Select, from the data, each line where "años" occurs.

Material
────────────────────

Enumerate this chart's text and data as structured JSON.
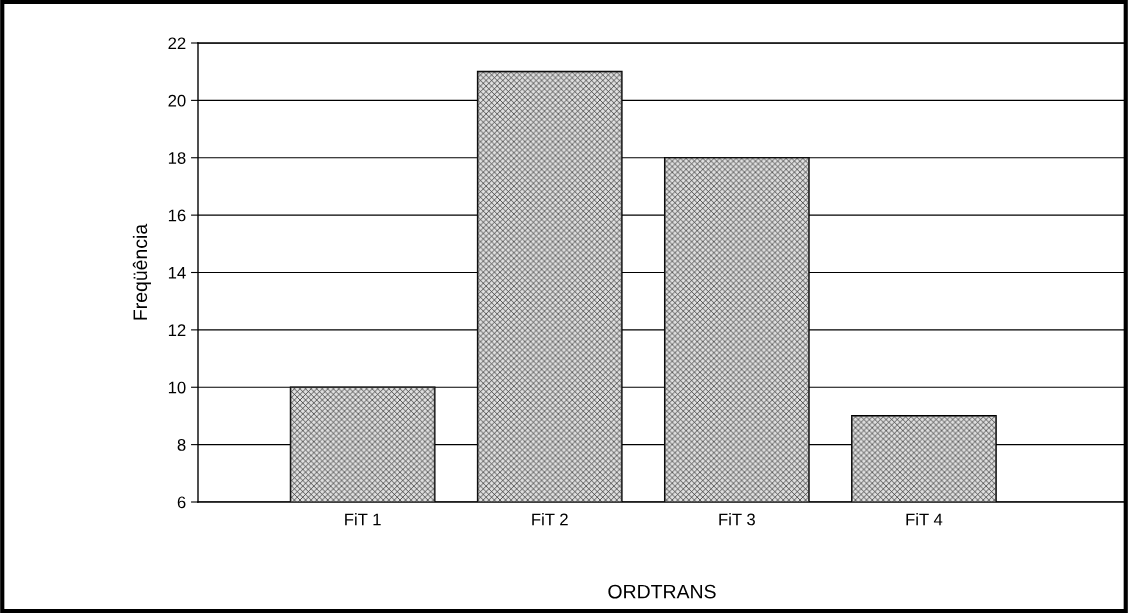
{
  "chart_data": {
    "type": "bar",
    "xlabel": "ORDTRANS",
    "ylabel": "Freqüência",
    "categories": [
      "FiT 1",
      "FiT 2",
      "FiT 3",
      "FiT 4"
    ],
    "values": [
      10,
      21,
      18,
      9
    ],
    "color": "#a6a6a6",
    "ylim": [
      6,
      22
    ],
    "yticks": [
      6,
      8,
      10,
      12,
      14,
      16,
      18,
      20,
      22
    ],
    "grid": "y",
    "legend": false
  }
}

────────────────────

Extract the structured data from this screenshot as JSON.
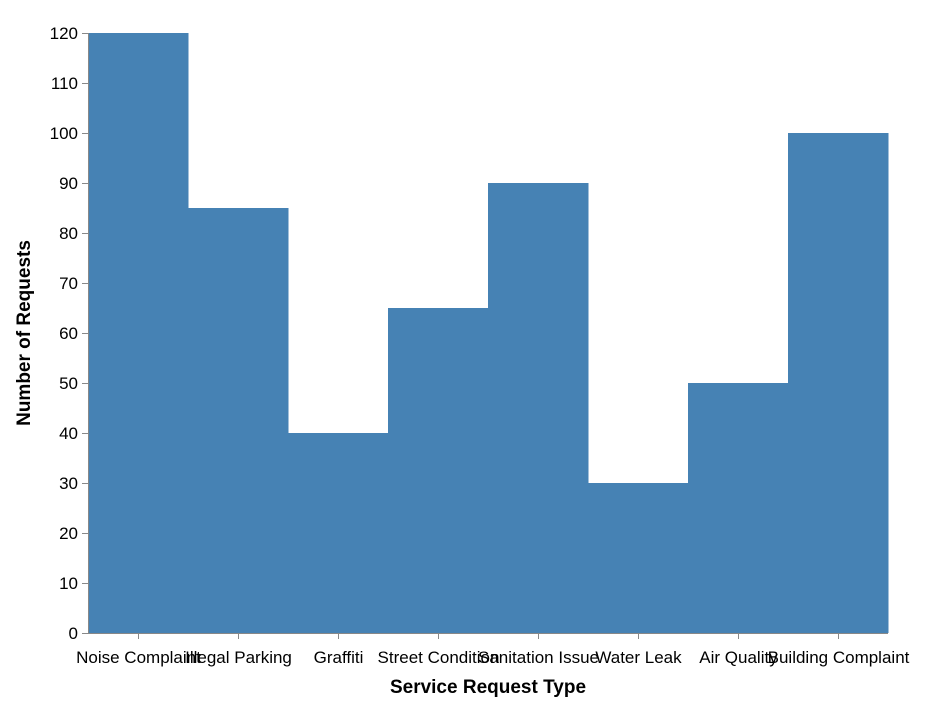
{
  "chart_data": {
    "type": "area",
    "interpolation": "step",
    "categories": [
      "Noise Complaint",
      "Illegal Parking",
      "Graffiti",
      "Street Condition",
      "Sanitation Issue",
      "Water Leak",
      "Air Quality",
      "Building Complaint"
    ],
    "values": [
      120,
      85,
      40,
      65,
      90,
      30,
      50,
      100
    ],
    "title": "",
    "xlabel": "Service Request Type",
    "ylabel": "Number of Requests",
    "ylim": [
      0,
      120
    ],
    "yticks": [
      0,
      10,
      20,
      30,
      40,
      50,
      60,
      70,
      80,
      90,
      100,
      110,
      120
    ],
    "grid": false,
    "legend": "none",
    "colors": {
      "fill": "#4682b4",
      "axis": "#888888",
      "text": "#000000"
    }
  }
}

────────────────────

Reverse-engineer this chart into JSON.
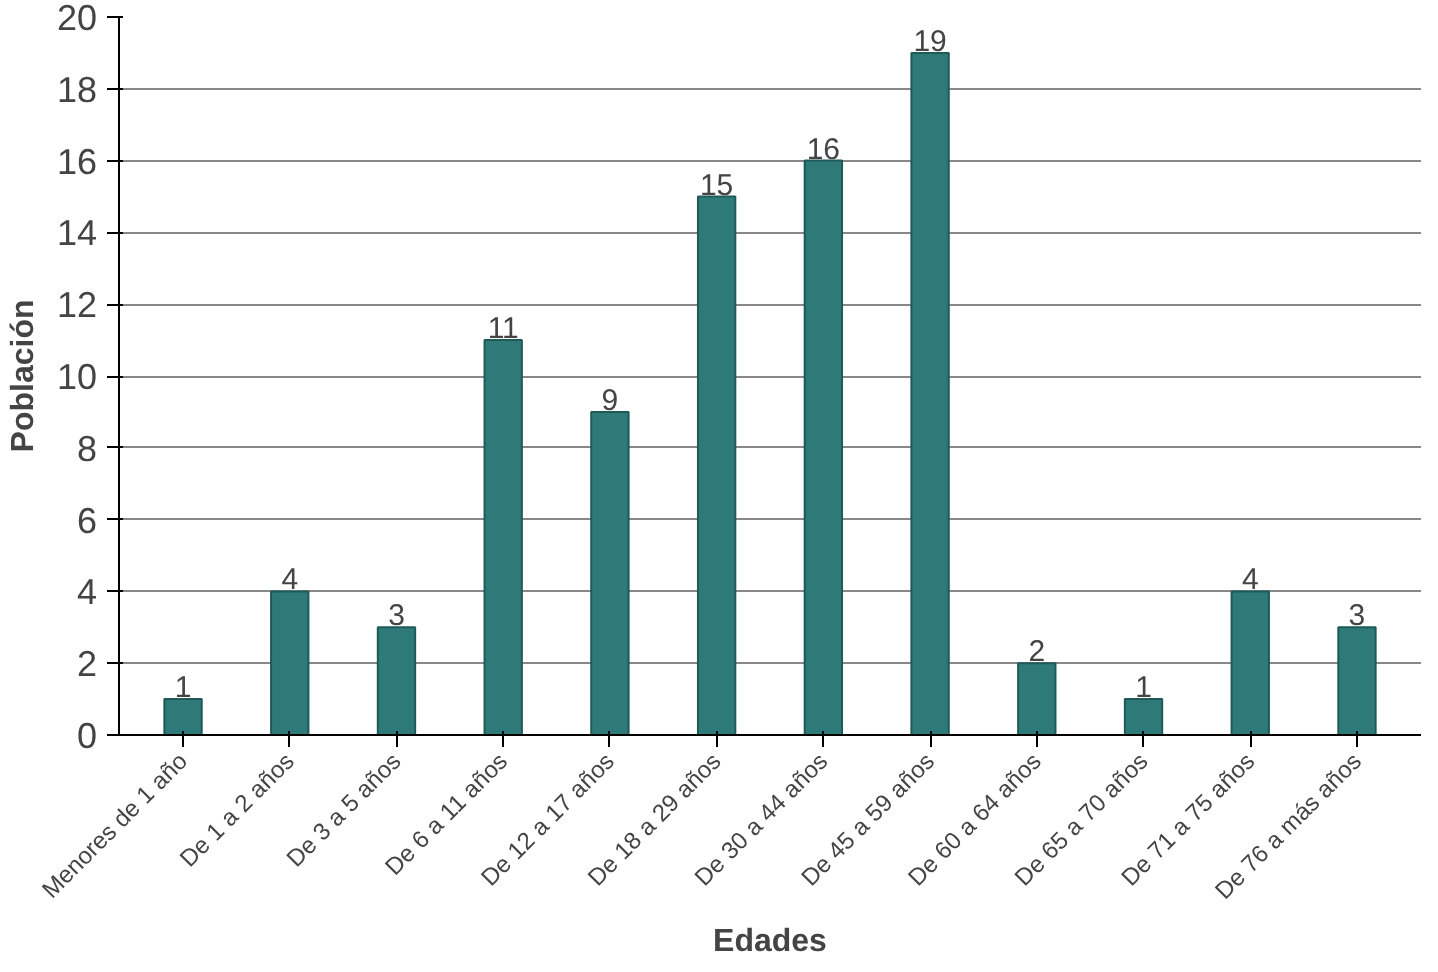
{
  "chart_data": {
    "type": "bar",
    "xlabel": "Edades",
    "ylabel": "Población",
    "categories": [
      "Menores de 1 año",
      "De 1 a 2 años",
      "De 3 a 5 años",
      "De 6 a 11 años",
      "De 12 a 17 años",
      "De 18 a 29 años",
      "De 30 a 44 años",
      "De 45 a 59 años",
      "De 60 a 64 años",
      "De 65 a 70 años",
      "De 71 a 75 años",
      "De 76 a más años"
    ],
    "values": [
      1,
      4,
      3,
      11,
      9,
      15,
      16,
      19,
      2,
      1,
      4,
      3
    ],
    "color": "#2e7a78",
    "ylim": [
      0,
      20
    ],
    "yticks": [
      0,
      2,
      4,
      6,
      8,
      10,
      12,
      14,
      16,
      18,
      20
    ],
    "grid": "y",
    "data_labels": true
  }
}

────────────────────

Result
      "De 1 a 2 años",
      "De 3 a 5 años",
      "De 6 a 11 años",
      "De 12 a 17 años",
      "De 18 a 29 años",
      "De 30 a 44 años",
      "De 45 a 59 años",
      "De 60 a 64 años",
      "De 65 a 70 años",
      "De 71 a 75 años",
      "De 76 a más años"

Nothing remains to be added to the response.